◆ **EXERCISE DATA**
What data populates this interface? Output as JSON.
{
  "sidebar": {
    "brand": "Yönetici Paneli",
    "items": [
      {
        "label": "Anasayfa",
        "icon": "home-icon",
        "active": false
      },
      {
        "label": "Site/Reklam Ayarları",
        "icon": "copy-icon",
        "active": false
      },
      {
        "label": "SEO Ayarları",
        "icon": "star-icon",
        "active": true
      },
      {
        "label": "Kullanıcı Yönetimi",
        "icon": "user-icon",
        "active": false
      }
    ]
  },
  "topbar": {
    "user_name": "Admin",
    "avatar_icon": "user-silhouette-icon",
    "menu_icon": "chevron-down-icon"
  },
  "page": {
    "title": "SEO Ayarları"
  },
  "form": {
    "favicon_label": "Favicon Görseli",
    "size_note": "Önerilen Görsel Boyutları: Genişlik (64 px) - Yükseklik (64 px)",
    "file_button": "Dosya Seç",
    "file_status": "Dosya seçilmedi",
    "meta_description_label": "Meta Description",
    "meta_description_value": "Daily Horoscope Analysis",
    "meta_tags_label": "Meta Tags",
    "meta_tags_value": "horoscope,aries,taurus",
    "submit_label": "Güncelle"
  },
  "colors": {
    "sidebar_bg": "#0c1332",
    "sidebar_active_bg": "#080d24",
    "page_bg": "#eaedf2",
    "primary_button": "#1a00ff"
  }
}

◆ **SET TASK**
Where does the word "Dosya" appear in the listing? List each line that holds it.

◆ **THE SOLUTION**
    "file_button": "Dosya Seç",
    "file_status": "Dosya seçilmedi",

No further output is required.